--- Information provided ---
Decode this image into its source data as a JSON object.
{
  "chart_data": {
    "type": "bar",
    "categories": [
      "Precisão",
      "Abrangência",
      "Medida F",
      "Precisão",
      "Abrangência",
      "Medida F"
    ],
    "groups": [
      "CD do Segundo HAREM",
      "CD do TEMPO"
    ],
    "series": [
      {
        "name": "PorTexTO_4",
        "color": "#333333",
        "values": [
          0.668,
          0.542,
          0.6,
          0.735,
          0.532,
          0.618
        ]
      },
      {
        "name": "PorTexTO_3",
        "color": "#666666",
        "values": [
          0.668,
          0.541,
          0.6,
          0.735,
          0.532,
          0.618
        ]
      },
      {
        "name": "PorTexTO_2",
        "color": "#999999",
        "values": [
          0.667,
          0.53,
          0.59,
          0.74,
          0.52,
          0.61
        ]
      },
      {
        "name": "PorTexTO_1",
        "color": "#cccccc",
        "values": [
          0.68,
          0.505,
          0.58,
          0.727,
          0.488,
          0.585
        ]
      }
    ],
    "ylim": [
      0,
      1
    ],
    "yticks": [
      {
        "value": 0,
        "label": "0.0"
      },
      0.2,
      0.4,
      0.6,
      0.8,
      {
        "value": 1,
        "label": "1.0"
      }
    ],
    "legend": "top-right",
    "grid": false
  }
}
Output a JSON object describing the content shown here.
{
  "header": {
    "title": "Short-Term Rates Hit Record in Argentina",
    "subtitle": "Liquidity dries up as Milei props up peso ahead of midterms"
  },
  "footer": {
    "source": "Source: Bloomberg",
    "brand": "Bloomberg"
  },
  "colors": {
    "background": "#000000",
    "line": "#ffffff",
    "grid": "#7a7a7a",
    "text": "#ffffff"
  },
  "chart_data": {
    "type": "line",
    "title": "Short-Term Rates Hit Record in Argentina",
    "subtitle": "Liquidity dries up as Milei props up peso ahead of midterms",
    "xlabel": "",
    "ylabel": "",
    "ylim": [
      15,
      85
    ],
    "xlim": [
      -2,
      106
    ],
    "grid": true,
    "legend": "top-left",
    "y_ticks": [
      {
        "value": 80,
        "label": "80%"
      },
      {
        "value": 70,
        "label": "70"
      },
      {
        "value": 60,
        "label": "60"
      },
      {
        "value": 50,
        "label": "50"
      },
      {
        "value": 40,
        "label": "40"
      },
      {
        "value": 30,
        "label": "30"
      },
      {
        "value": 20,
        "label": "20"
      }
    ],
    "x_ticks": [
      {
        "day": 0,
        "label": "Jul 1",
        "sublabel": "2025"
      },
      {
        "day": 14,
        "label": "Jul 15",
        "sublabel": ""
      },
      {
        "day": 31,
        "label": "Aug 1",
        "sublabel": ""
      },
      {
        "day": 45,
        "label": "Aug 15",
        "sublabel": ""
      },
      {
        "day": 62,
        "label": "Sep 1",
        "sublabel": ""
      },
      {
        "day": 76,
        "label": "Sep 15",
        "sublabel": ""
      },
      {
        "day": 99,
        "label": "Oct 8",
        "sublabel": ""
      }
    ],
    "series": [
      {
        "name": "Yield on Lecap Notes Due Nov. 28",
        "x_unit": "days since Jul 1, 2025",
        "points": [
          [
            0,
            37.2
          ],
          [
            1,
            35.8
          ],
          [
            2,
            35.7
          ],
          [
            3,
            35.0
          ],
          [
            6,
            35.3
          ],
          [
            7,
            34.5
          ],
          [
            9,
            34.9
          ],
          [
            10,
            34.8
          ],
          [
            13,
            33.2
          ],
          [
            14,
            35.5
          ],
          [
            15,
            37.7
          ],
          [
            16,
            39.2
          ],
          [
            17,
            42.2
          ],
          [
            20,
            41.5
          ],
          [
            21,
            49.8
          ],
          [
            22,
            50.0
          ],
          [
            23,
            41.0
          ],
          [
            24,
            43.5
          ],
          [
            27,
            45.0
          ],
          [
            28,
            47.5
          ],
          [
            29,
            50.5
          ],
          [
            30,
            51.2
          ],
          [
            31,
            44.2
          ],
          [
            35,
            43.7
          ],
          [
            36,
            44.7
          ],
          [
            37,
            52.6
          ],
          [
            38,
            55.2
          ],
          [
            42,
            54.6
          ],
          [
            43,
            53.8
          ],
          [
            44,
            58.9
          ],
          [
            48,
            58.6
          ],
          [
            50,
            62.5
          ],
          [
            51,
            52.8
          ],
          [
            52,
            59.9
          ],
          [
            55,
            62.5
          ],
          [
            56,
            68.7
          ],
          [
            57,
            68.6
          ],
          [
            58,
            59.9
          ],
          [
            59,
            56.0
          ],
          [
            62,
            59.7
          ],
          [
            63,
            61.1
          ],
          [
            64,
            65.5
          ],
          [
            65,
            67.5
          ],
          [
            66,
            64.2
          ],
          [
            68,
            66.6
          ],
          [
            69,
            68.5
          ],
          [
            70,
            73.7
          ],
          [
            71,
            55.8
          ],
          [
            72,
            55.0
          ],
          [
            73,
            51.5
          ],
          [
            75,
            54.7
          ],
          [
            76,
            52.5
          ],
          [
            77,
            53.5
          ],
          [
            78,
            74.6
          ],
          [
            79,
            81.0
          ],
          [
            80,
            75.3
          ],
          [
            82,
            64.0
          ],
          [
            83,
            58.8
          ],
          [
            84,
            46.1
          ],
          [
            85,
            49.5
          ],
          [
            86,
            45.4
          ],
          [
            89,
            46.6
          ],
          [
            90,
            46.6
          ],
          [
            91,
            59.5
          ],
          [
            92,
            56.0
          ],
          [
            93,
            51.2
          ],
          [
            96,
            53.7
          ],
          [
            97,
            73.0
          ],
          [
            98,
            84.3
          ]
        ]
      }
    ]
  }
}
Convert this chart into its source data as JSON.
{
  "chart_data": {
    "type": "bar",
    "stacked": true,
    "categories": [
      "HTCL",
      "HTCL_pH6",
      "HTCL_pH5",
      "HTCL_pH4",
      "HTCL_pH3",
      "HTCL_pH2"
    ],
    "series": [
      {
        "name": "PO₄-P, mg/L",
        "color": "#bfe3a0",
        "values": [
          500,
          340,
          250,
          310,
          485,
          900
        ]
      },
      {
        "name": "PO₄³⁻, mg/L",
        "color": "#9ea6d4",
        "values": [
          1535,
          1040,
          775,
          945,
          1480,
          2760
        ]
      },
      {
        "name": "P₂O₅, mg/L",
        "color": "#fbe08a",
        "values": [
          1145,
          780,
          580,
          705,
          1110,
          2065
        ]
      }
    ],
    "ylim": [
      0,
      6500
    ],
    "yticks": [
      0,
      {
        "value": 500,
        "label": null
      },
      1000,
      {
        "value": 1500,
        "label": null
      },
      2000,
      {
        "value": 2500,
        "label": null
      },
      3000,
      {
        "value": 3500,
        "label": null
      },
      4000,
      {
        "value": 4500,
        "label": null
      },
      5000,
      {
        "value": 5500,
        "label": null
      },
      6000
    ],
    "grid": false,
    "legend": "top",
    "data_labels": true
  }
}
---
Take every line from the records above that has the word "Liquidity" and copy it.

    "subtitle": "Liquidity dries up as Milei props up peso ahead of midterms"
    "subtitle": "Liquidity dries up as Milei props up peso ahead of midterms",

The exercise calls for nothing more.